No Country for Old Men is a 2005 novel by U.S. author Cormac McCarthy. Set along the United States–Mexico border in 1980, the story concerns an illicit drug deal gone wrong in a remote desert location. The title comes from the poem "Sailing to Byzantium" by William Butler Yeats.[1] The book was adapted into the 2007 film No Country for Old Men, which won four Academy Awards, including Best Picture.

Contents

Characters

  • Sheriff Ed Tom Bell, the main protagonist, a laconic World War II veteran who oversees the investigation and the trail of the murders even as he struggles to face the sheer enormity of the crimes he is attempting to solve. His reminiscences serve as part of the book's narration.
  • Anton Chigurh, the main antagonist, a sociopathic hitman, prone to extreme violence and philosophical musings. He is in his 30s, and has eyes as "blue as lapis... Like wet stones". A man of dark and vaguely exotic complexion.
  • Llewelyn Moss, a welder and Vietnam War veteran in his 30s.
  • Carla Jean Moss, Llewelyn's young wife.
  • Carson Wells, another hitman, formerly a lieutenant colonel from the Vietnam War, who is hired to retrieve the money from Chigurh.

The plot involves a host of other characters of lesser importance, including other sheriffs, deputies, and other officials, as well as criminals and criminal leaders.

Synopsis

The plot follows the interweaving paths of the three central characters (Llewelyn Moss, Anton Chigurh, and Ed Tom Bell) set in motion by events related to a drug deal gone bad near the Mexican-American border in southwest Texas in Terrell County.

While Llewelyn Moss is hunting antelope, he stumbles across the aftermath of a drug-related gun battle which has left everyone dead except a single badly-wounded Mexican. Moss finds a truck full of heroin and a satchel with $2.4 million in cash. Leaving the man alive, he takes the money and returns home. Later, however, he feels remorse for leaving the wounded man alone. He returns to the scene with a jug of water for the Mexican, only to find that he has been executed. Llewelyn is seen in the process of returning to the scene, which sparks a tense chase by gunmen in trucks. This is only the beginning of a hunt for Moss that stretches for most of the remaining novel. After escaping from the gunmen at the scene of the battle, Llewelyn sends his wife, Carla Jean Moss, to her mother out in Odessa while he leaves his home with the money.

Supplied data:
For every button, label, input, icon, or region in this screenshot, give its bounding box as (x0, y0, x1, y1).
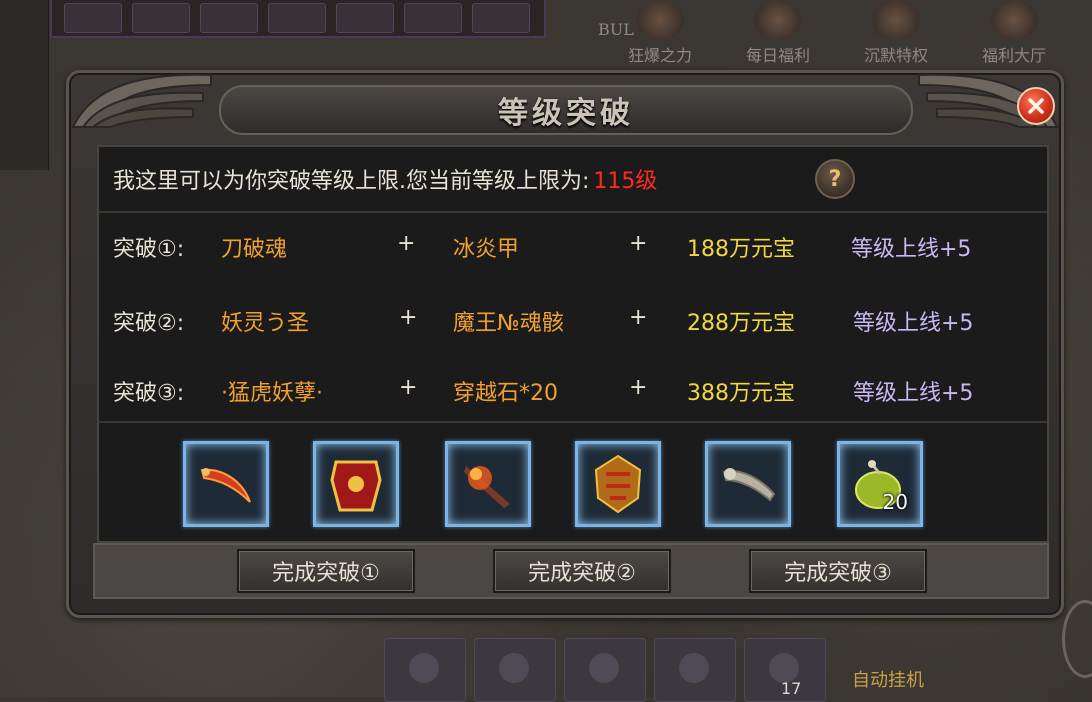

What you need to do:
A. From the passage on No Country for Old Men, repeat the text between "The plot follows" and "in Terrell County.", inclusive.
B. According to the passage on No Country for Old Men, how much cash is in the satchel that Llewelyn Moss finds?
None of the data is needed to carry out the tasks.

Solved tasks:
A.
The plot follows the interweaving paths of the three central characters (Llewelyn Moss, Anton Chigurh, and Ed Tom Bell) set in motion by events related to a drug deal gone bad near the Mexican-American border in southwest Texas in Terrell County.

B. $2.4 million.